**** Extracted entries ****
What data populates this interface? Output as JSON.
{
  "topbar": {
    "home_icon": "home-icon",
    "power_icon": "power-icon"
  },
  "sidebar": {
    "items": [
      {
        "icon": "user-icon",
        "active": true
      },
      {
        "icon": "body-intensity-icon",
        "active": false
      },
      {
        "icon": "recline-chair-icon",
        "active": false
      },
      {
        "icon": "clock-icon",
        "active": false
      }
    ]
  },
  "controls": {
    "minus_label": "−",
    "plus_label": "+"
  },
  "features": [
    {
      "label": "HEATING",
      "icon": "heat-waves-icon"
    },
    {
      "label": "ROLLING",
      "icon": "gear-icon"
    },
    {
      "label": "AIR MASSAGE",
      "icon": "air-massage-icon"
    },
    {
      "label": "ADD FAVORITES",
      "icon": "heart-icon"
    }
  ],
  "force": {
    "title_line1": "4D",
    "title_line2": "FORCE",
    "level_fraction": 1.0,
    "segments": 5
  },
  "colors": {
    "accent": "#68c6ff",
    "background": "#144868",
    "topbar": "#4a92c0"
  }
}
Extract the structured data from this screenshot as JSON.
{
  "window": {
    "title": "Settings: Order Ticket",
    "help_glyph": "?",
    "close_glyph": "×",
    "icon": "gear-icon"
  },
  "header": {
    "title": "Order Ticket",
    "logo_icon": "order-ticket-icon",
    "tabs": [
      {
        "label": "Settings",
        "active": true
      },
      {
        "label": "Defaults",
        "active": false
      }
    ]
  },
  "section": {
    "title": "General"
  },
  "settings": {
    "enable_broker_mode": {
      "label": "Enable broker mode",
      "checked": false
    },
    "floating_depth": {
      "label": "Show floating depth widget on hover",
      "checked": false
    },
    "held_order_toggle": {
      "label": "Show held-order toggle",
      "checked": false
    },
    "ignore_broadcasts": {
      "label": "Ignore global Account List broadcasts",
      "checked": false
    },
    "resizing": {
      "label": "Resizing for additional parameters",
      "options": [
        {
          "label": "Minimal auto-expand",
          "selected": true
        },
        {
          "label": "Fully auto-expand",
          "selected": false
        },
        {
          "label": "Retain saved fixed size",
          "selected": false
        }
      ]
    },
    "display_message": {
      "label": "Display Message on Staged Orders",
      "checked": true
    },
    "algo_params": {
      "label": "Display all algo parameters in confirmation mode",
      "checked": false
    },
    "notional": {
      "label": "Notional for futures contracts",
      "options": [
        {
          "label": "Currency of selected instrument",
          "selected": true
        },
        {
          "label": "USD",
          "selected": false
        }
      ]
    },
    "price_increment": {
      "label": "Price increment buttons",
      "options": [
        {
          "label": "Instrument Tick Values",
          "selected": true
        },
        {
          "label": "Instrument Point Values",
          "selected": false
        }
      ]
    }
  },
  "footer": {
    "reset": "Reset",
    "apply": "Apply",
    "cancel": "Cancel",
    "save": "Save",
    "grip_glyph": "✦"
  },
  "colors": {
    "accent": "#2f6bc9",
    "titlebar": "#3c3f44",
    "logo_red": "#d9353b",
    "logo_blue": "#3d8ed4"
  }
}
****
**** Extracted entries ****
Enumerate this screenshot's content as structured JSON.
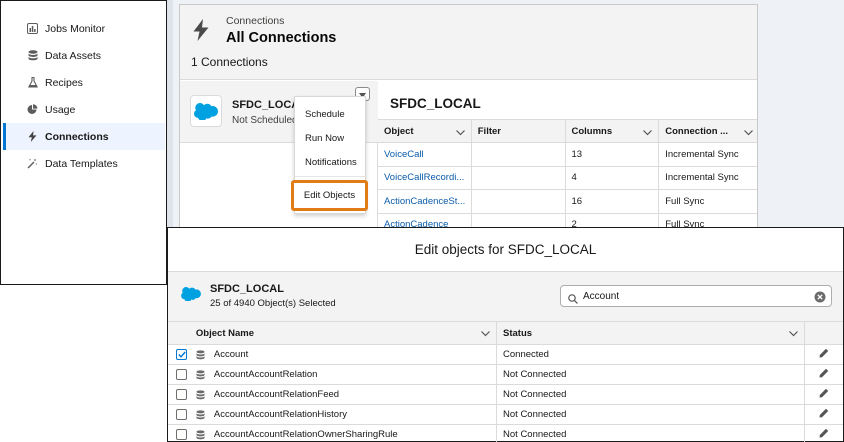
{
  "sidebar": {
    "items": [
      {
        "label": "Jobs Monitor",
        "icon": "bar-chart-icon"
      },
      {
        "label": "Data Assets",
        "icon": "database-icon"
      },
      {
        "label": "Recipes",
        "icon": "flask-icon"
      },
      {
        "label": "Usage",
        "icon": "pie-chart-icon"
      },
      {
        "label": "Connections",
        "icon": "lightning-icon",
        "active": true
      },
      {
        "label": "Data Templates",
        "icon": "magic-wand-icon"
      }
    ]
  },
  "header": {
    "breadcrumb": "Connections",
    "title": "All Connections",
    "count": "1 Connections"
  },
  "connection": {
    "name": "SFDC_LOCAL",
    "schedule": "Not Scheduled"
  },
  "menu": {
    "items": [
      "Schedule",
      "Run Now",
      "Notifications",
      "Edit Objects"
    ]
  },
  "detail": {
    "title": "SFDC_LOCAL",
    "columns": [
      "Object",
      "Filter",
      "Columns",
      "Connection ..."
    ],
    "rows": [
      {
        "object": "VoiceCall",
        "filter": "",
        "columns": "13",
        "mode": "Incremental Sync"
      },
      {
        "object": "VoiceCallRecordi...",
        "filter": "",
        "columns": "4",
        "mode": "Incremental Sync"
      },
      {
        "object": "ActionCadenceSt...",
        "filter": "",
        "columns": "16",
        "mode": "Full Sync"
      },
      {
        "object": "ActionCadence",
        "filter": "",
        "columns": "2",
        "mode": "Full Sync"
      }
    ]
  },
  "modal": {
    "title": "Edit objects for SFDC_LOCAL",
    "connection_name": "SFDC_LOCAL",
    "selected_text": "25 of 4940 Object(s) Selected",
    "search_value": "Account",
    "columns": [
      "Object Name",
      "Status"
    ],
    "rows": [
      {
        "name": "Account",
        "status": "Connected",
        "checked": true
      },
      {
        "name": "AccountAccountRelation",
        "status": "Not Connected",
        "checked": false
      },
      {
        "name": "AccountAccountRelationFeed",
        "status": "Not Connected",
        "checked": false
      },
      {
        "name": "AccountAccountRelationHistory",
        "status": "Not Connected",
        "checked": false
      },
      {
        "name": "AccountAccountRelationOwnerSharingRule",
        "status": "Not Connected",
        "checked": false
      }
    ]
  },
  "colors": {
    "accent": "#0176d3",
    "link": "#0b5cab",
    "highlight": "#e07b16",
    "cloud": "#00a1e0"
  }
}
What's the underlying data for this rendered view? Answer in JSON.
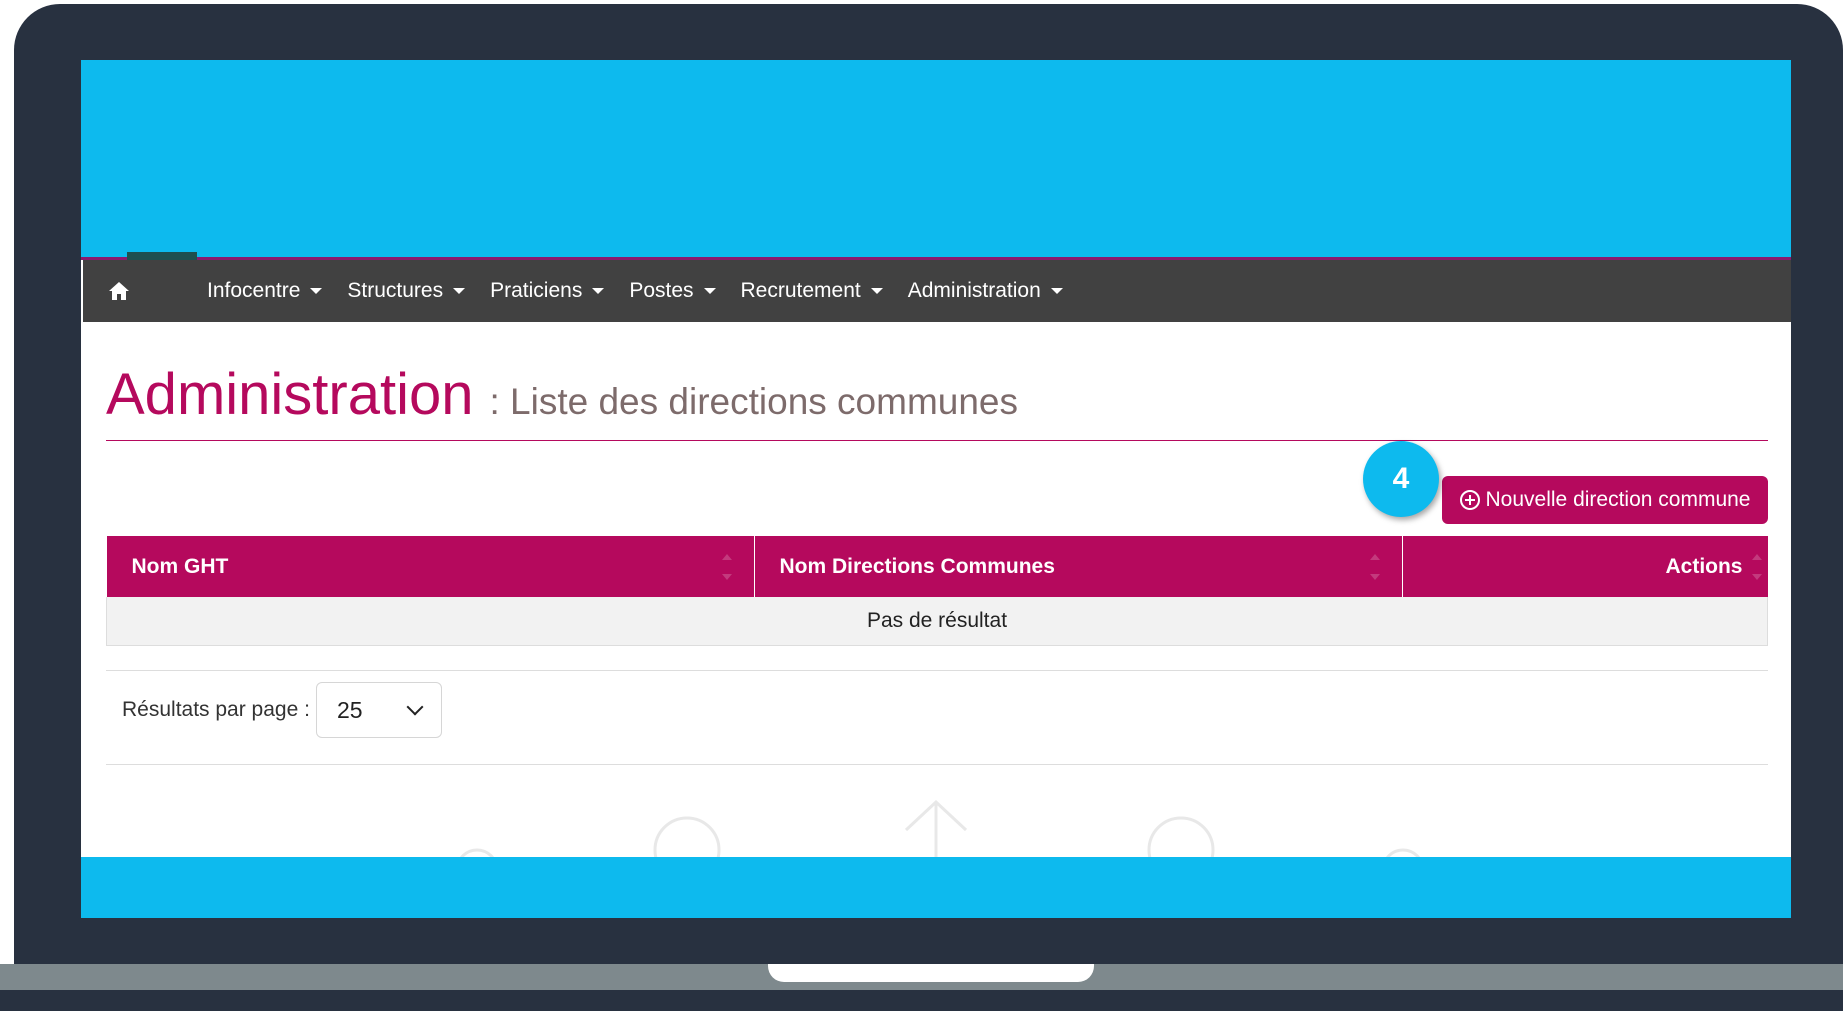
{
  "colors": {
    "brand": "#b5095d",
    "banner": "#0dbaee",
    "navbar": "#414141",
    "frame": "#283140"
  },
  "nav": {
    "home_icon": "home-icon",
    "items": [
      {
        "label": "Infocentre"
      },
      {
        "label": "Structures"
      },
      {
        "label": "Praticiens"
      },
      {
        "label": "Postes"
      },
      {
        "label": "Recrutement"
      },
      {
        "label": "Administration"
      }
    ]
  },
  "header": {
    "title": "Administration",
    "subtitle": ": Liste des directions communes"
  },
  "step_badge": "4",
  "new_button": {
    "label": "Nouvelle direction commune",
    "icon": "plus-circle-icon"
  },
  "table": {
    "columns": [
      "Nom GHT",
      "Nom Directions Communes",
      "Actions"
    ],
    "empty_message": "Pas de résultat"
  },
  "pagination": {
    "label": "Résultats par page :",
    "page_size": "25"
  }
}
****
**** Extracted entries ****
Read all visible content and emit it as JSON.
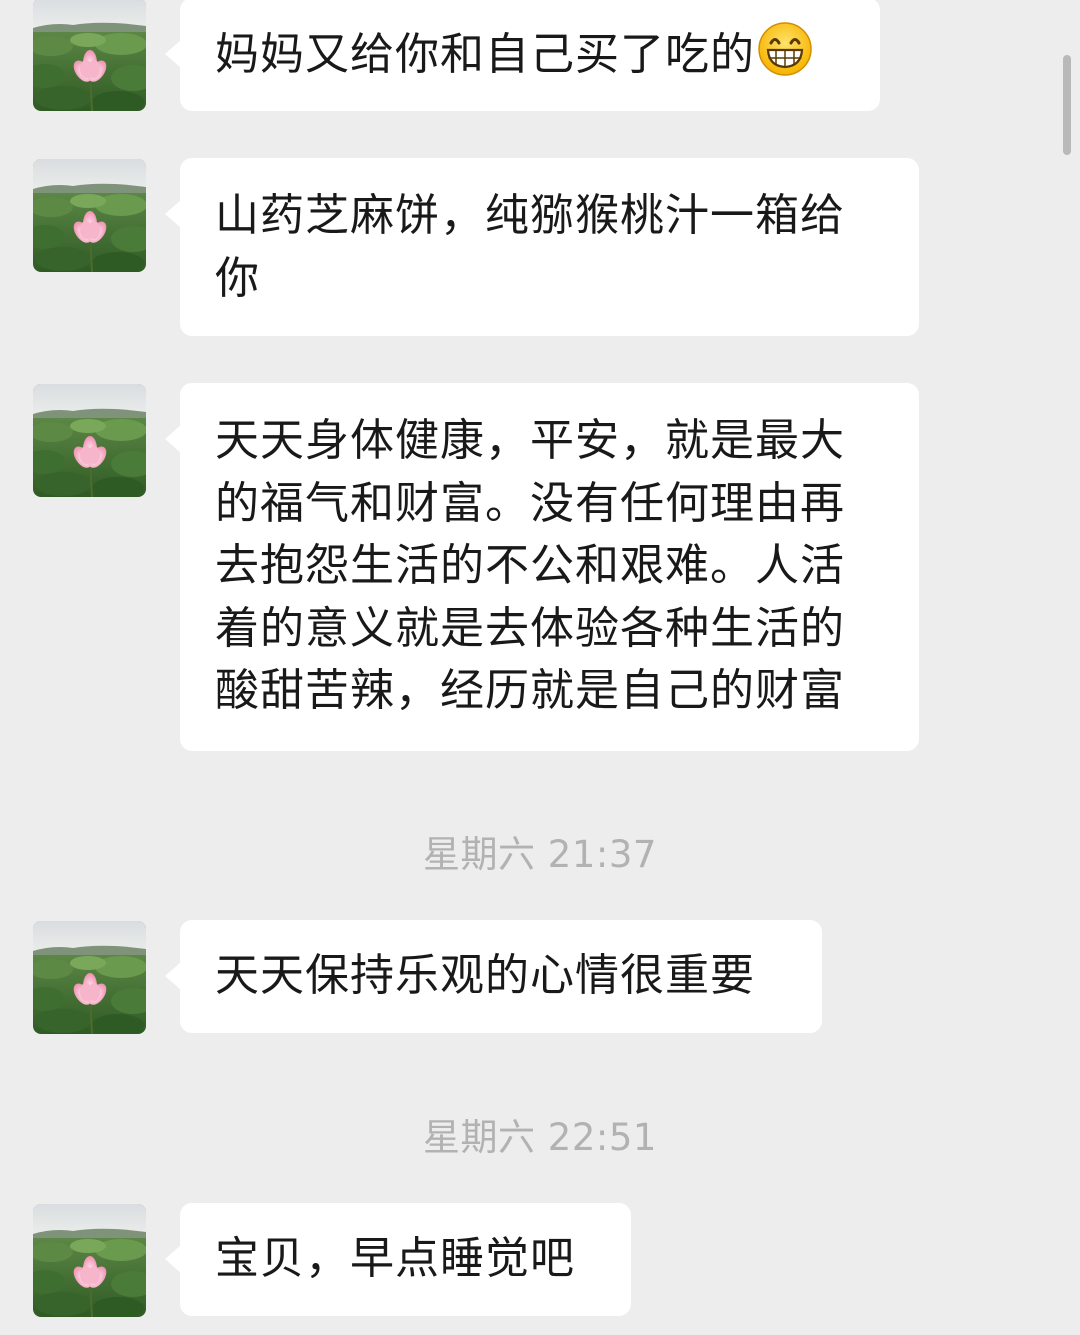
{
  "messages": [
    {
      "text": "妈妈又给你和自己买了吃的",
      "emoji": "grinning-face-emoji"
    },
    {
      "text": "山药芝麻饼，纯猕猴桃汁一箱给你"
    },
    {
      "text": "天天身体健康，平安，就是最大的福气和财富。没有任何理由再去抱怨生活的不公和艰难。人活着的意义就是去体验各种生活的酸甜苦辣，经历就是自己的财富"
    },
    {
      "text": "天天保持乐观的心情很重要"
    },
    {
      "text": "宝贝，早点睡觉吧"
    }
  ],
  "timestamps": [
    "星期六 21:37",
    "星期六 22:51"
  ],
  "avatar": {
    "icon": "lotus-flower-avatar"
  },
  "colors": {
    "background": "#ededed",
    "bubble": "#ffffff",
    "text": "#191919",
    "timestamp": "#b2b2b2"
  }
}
****
Only a number is wanted: how many lines contain "background"?

#### Finished answer
2